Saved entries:
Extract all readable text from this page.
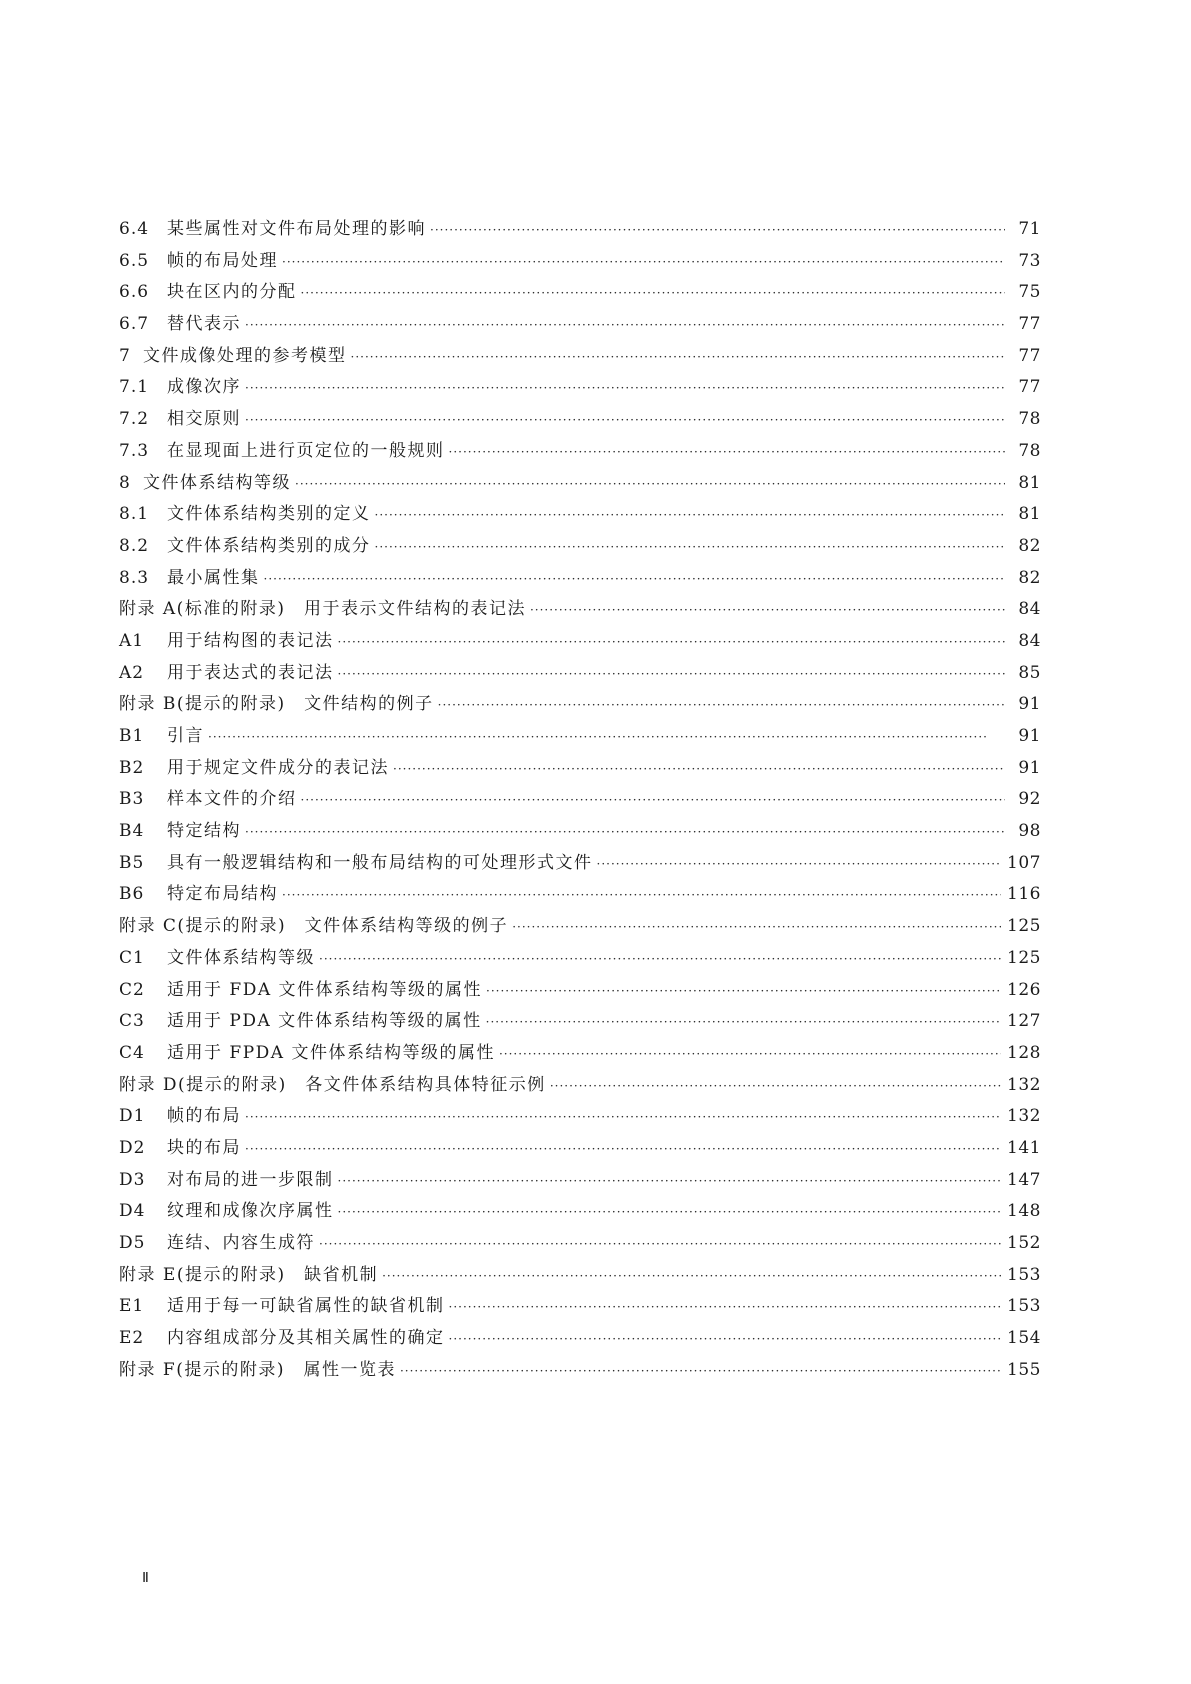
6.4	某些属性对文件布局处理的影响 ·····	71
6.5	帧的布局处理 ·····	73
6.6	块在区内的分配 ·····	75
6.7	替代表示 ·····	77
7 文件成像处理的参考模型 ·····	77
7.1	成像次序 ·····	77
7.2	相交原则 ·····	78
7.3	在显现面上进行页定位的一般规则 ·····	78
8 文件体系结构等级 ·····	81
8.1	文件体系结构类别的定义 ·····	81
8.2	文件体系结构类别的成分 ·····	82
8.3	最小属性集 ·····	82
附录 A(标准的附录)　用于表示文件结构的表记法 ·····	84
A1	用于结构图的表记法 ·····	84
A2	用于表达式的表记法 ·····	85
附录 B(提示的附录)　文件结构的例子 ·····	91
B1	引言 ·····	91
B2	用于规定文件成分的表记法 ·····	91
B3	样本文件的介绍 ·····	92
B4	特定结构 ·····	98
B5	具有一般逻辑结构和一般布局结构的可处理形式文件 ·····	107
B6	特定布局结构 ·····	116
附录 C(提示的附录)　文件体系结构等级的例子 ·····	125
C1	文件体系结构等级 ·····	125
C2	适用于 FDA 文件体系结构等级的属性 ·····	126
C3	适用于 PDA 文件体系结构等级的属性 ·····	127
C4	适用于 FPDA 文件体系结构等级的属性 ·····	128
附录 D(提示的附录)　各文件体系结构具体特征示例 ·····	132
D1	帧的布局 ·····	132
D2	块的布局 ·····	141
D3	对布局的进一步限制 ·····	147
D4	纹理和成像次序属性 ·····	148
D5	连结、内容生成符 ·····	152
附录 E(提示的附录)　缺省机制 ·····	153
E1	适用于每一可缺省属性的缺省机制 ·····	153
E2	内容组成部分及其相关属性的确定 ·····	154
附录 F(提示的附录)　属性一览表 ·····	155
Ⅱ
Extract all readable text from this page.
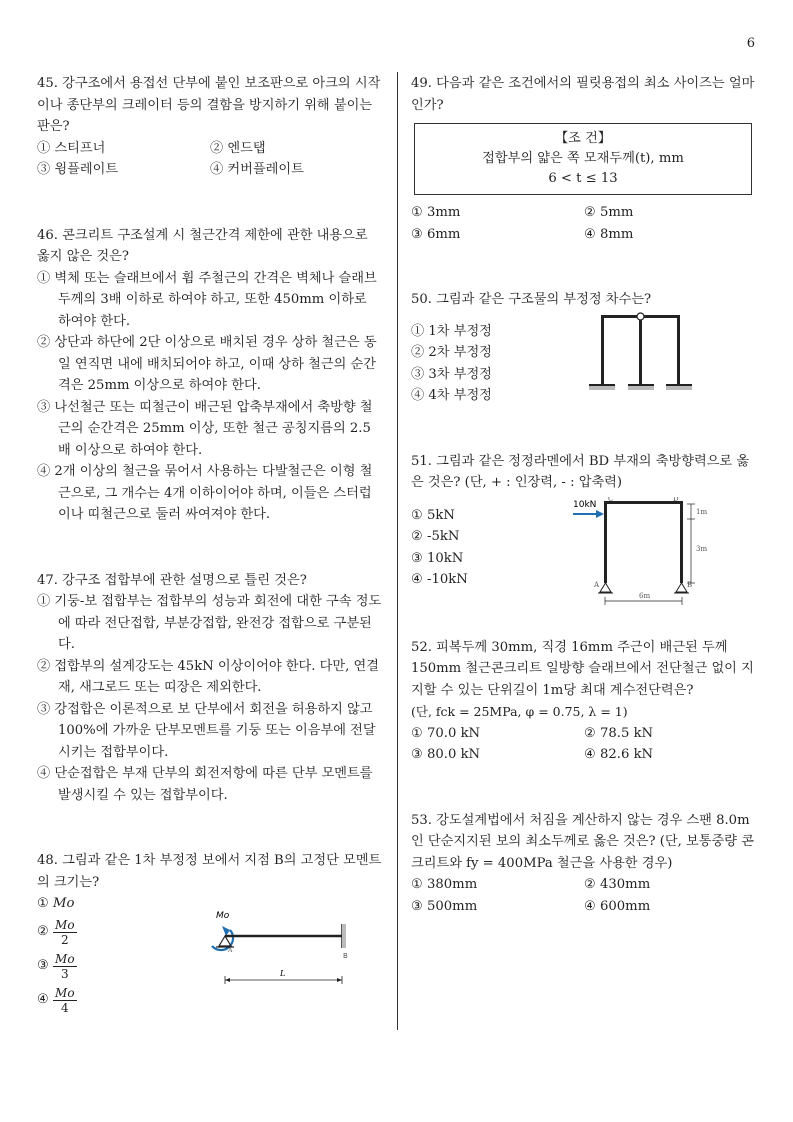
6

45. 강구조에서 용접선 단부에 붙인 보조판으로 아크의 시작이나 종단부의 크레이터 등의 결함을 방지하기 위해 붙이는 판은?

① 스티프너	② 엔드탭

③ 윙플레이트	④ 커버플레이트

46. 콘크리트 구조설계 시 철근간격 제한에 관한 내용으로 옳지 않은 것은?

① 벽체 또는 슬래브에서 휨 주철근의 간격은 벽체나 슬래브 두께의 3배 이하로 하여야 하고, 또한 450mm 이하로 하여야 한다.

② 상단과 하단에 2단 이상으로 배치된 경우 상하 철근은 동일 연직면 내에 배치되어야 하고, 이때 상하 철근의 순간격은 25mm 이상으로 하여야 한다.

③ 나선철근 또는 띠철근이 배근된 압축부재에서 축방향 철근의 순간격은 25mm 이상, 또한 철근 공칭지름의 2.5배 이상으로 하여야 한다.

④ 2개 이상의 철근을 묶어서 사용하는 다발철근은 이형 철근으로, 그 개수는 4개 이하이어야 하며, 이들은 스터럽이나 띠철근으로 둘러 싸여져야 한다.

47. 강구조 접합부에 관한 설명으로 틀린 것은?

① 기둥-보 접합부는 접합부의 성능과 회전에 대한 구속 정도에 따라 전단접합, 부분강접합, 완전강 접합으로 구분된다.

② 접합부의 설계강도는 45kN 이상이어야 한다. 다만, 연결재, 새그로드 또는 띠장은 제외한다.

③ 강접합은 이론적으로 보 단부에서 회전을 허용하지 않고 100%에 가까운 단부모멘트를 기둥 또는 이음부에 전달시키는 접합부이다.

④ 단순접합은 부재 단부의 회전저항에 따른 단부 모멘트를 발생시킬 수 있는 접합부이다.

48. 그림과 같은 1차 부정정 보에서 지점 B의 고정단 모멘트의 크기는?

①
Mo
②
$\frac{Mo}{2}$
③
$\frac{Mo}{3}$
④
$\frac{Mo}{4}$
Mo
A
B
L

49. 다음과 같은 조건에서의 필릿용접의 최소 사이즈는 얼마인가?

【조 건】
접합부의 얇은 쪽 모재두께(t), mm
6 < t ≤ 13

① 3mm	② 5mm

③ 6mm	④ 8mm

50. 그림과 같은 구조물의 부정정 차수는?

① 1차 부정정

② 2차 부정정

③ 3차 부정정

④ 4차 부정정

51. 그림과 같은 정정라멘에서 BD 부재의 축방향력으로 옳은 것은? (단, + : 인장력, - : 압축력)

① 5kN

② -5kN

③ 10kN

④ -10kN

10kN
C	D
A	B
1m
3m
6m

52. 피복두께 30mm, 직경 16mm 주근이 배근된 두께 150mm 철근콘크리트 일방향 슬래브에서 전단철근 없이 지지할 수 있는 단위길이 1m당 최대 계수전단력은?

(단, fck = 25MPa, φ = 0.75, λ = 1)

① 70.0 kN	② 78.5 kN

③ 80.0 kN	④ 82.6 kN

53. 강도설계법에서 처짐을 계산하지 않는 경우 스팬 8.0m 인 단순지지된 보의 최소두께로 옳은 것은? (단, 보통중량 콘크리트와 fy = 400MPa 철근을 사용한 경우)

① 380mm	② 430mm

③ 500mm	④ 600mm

**EXERCISE**
Every line above should be returned exactly; the pictures stay out.

**REPLY**
Extract all readable text from this page.
6.4	某些属性对文件布局处理的影响 ·····	71
6.5	帧的布局处理 ·····	73
6.6	块在区内的分配 ·····	75
6.7	替代表示 ·····	77
7 文件成像处理的参考模型 ·····	77
7.1	成像次序 ·····	77
7.2	相交原则 ·····	78
7.3	在显现面上进行页定位的一般规则 ·····	78
8 文件体系结构等级 ·····	81
8.1	文件体系结构类别的定义 ·····	81
8.2	文件体系结构类别的成分 ·····	82
8.3	最小属性集 ·····	82
附录 A(标准的附录)　用于表示文件结构的表记法 ·····	84
A1	用于结构图的表记法 ·····	84
A2	用于表达式的表记法 ·····	85
附录 B(提示的附录)　文件结构的例子 ·····	91
B1	引言 ·····	91
B2	用于规定文件成分的表记法 ·····	91
B3	样本文件的介绍 ·····	92
B4	特定结构 ·····	98
B5	具有一般逻辑结构和一般布局结构的可处理形式文件 ·····	107
B6	特定布局结构 ·····	116
附录 C(提示的附录)　文件体系结构等级的例子 ·····	125
C1	文件体系结构等级 ·····	125
C2	适用于 FDA 文件体系结构等级的属性 ·····	126
C3	适用于 PDA 文件体系结构等级的属性 ·····	127
C4	适用于 FPDA 文件体系结构等级的属性 ·····	128
附录 D(提示的附录)　各文件体系结构具体特征示例 ·····	132
D1	帧的布局 ·····	132
D2	块的布局 ·····	141
D3	对布局的进一步限制 ·····	147
D4	纹理和成像次序属性 ·····	148
D5	连结、内容生成符 ·····	152
附录 E(提示的附录)　缺省机制 ·····	153
E1	适用于每一可缺省属性的缺省机制 ·····	153
E2	内容组成部分及其相关属性的确定 ·····	154
附录 F(提示的附录)　属性一览表 ·····	155
Ⅱ
Extract all readable text from this page.
6

45. 강구조에서 용접선 단부에 붙인 보조판으로 아크의 시작이나 종단부의 크레이터 등의 결함을 방지하기 위해 붙이는 판은?

① 스티프너	② 엔드탭

③ 윙플레이트	④ 커버플레이트

46. 콘크리트 구조설계 시 철근간격 제한에 관한 내용으로 옳지 않은 것은?

① 벽체 또는 슬래브에서 휨 주철근의 간격은 벽체나 슬래브 두께의 3배 이하로 하여야 하고, 또한 450mm 이하로 하여야 한다.

② 상단과 하단에 2단 이상으로 배치된 경우 상하 철근은 동일 연직면 내에 배치되어야 하고, 이때 상하 철근의 순간격은 25mm 이상으로 하여야 한다.

③ 나선철근 또는 띠철근이 배근된 압축부재에서 축방향 철근의 순간격은 25mm 이상, 또한 철근 공칭지름의 2.5배 이상으로 하여야 한다.

④ 2개 이상의 철근을 묶어서 사용하는 다발철근은 이형 철근으로, 그 개수는 4개 이하이어야 하며, 이들은 스터럽이나 띠철근으로 둘러 싸여져야 한다.

47. 강구조 접합부에 관한 설명으로 틀린 것은?

① 기둥-보 접합부는 접합부의 성능과 회전에 대한 구속 정도에 따라 전단접합, 부분강접합, 완전강 접합으로 구분된다.

② 접합부의 설계강도는 45kN 이상이어야 한다. 다만, 연결재, 새그로드 또는 띠장은 제외한다.

③ 강접합은 이론적으로 보 단부에서 회전을 허용하지 않고 100%에 가까운 단부모멘트를 기둥 또는 이음부에 전달시키는 접합부이다.

④ 단순접합은 부재 단부의 회전저항에 따른 단부 모멘트를 발생시킬 수 있는 접합부이다.

48. 그림과 같은 1차 부정정 보에서 지점 B의 고정단 모멘트의 크기는?

①
Mo
②
$\frac{Mo}{2}$
③
$\frac{Mo}{3}$
④
$\frac{Mo}{4}$
Mo
A
B
L

49. 다음과 같은 조건에서의 필릿용접의 최소 사이즈는 얼마인가?

【조 건】
접합부의 얇은 쪽 모재두께(t), mm
6 < t ≤ 13

① 3mm	② 5mm

③ 6mm	④ 8mm

50. 그림과 같은 구조물의 부정정 차수는?

① 1차 부정정

② 2차 부정정

③ 3차 부정정

④ 4차 부정정

51. 그림과 같은 정정라멘에서 BD 부재의 축방향력으로 옳은 것은? (단, + : 인장력, - : 압축력)

① 5kN

② -5kN

③ 10kN

④ -10kN

10kN
C	D
A	B
1m
3m
6m

52. 피복두께 30mm, 직경 16mm 주근이 배근된 두께 150mm 철근콘크리트 일방향 슬래브에서 전단철근 없이 지지할 수 있는 단위길이 1m당 최대 계수전단력은?

(단, fck = 25MPa, φ = 0.75, λ = 1)

① 70.0 kN	② 78.5 kN

③ 80.0 kN	④ 82.6 kN

53. 강도설계법에서 처짐을 계산하지 않는 경우 스팬 8.0m 인 단순지지된 보의 최소두께로 옳은 것은? (단, 보통중량 콘크리트와 fy = 400MPa 철근을 사용한 경우)

① 380mm	② 430mm

③ 500mm	④ 600mm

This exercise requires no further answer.